WHAT YOU SHOULD DO:
Restate the entire listing word for word.

── LISTED ENTRIES ──

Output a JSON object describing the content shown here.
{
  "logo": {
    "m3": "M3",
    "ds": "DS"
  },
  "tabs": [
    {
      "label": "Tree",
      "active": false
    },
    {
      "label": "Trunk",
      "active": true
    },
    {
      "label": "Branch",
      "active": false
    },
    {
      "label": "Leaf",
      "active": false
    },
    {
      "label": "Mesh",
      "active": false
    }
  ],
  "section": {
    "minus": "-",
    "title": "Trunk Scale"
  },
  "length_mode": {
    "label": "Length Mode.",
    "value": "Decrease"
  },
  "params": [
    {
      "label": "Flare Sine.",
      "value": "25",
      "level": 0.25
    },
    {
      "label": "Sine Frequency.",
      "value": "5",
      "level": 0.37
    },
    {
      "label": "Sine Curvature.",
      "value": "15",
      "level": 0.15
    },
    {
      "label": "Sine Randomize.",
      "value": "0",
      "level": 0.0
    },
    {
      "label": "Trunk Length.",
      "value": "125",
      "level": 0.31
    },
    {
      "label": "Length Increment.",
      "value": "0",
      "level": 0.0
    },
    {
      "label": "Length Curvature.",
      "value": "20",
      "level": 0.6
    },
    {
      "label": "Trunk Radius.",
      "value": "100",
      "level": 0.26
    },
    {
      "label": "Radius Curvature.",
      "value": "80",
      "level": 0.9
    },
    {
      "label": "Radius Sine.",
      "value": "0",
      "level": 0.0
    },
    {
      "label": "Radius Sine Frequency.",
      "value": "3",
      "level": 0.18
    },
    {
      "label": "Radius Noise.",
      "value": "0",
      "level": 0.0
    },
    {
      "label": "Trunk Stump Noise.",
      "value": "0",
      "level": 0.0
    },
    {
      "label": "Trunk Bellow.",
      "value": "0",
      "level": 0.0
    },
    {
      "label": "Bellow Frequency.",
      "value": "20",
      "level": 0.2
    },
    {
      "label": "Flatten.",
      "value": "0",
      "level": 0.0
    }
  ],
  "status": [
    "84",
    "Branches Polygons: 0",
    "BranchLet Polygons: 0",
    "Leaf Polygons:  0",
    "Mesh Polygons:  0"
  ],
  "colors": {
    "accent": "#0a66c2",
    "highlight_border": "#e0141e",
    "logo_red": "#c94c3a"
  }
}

───

WRITTEN ANSWER:
Output a JSON object describing the content shown here.
{
  "logo": {
    "m3": "M3",
    "ds": "DS"
  },
  "tabs": [
    {
      "label": "Tree",
      "active": false
    },
    {
      "label": "Trunk",
      "active": true
    },
    {
      "label": "Branch",
      "active": false
    },
    {
      "label": "Leaf",
      "active": false
    },
    {
      "label": "Mesh",
      "active": false
    }
  ],
  "section": {
    "minus": "-",
    "title": "Trunk Scale"
  },
  "length_mode": {
    "label": "Length Mode.",
    "value": "Decrease"
  },
  "params": [
    {
      "label": "Flare Sine.",
      "value": "25",
      "level": 0.25
    },
    {
      "label": "Sine Frequency.",
      "value": "5",
      "level": 0.37
    },
    {
      "label": "Sine Curvature.",
      "value": "15",
      "level": 0.15
    },
    {
      "label": "Sine Randomize.",
      "value": "0",
      "level": 0.0
    },
    {
      "label": "Trunk Length.",
      "value": "125",
      "level": 0.31
    },
    {
      "label": "Length Increment.",
      "value": "0",
      "level": 0.0
    },
    {
      "label": "Length Curvature.",
      "value": "20",
      "level": 0.6
    },
    {
      "label": "Trunk Radius.",
      "value": "100",
      "level": 0.26
    },
    {
      "label": "Radius Curvature.",
      "value": "80",
      "level": 0.9
    },
    {
      "label": "Radius Sine.",
      "value": "0",
      "level": 0.0
    },
    {
      "label": "Radius Sine Frequency.",
      "value": "3",
      "level": 0.18
    },
    {
      "label": "Radius Noise.",
      "value": "0",
      "level": 0.0
    },
    {
      "label": "Trunk Stump Noise.",
      "value": "0",
      "level": 0.0
    },
    {
      "label": "Trunk Bellow.",
      "value": "0",
      "level": 0.0
    },
    {
      "label": "Bellow Frequency.",
      "value": "20",
      "level": 0.2
    },
    {
      "label": "Flatten.",
      "value": "0",
      "level": 0.0
    }
  ],
  "status": [
    "84",
    "Branches Polygons: 0",
    "BranchLet Polygons: 0",
    "Leaf Polygons:  0",
    "Mesh Polygons:  0"
  ],
  "colors": {
    "accent": "#0a66c2",
    "highlight_border": "#e0141e",
    "logo_red": "#c94c3a"
  }
}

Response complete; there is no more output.